Given exercise 1
From the Python notebook text on tuples, dictionaries and sets, list every key that the numbers dictionary holds after the last assignment made to it.
Given exercise 2
Write the next part of the Python notebook text on tuples, dictionaries and sets, starting after its final line.

++++ Text provided

Tuples are immutable lists

In [None]:
# defined with parentheses, not square brackets
t = (2, 3, 5, 7)

In [None]:
# or no parantheses at all
t = 1, 2, 3
t

(1, 2, 3)

In [None]:
# they can be similarly unpacked
a, b, c = t
print(a, b, c)

1 2 3


In [None]:
# accessed as lists
t[:3]

(1, 2, 3)

In [None]:
# since they're immutable, the next line will throw an error
#t.append(4)

In [None]:
# they're used when a function returns multiple values
x = 0.125
x.as_integer_ratio()

(1, 8)

In [None]:
# and they can be unpacked as you might expect
numerator, denominator = x.as_integer_ratio()
denominator

8

## Dictionaries

key-value pairs -- unordered -- mutable

In [None]:
# defined with curly braces
numbers = {'one':1, 'two':2, 'three':3}
numbers['two']  # accessed with keys using square brackets

2

In [None]:
# mutable
numbers['guess'] = 5
numbers

{'guess': 5, 'one': 1, 'three': 3, 'two': 2}

In [None]:
numbers[3] = 42
numbers

{3: 42, 'guess': 5, 'one': 1, 'three': 3, 'two': 2}

## Set

unordered collection of unique values

they support mathematical operations of sets (union, intersection, etc.)

In [None]:
# defined with curly brackets
s = {1, 1, 9, 13, 3}
s

{1, 3, 9, 13}

In [None]:
# you can't access elements of a set directly
# s[0] throws an error
# but you can easily turn a set into a list
list(s)

++++++++
++++ Data

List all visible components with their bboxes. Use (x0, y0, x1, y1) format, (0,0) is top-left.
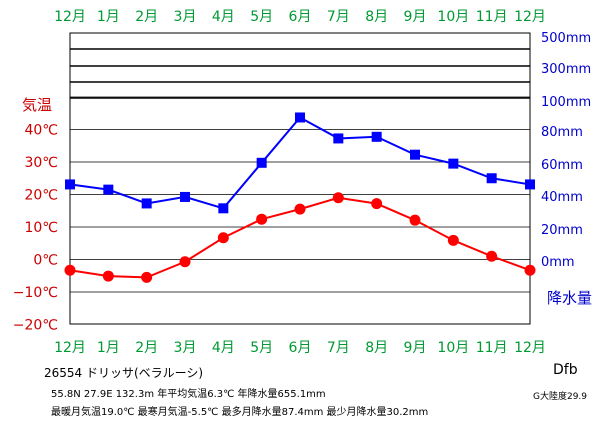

++++++++

Written reply 1
'one', 'two', 'three', 'guess', 3

Written reply 2
[1, 3, 13, 9]

# Documentation

* online -- https://docs.python.org/3/library/ -- standard library
  * For example: [lists](https://docs.python.org/3/library/stdtypes.html#lists)
* `help(list)` -- terminal, Jupyter, Colab
* `list?` -- Jupyter, Colab
* `list` -- Colab (on hover)
* stackoverflow -- but be careful

In [None]:
# In Colab (as you type parentheses) online documentation is automatic.
list()

[]

In [None]:
# With Colab and Jupyter, you can execute a statement with question mark
list?

In [None]:
# You can uncomment and run the next line, which also works in a terminal (command line)
# Note: the slash `/` indicates that previous list of arguments are "positional" only
# https://www.python.org/dev/peps/pep-0436/#functions-with-positional-only-parameters
# You can find this out with careful use of stackoverflow and google
# Try googling: "python help slash as argument"
# help(list)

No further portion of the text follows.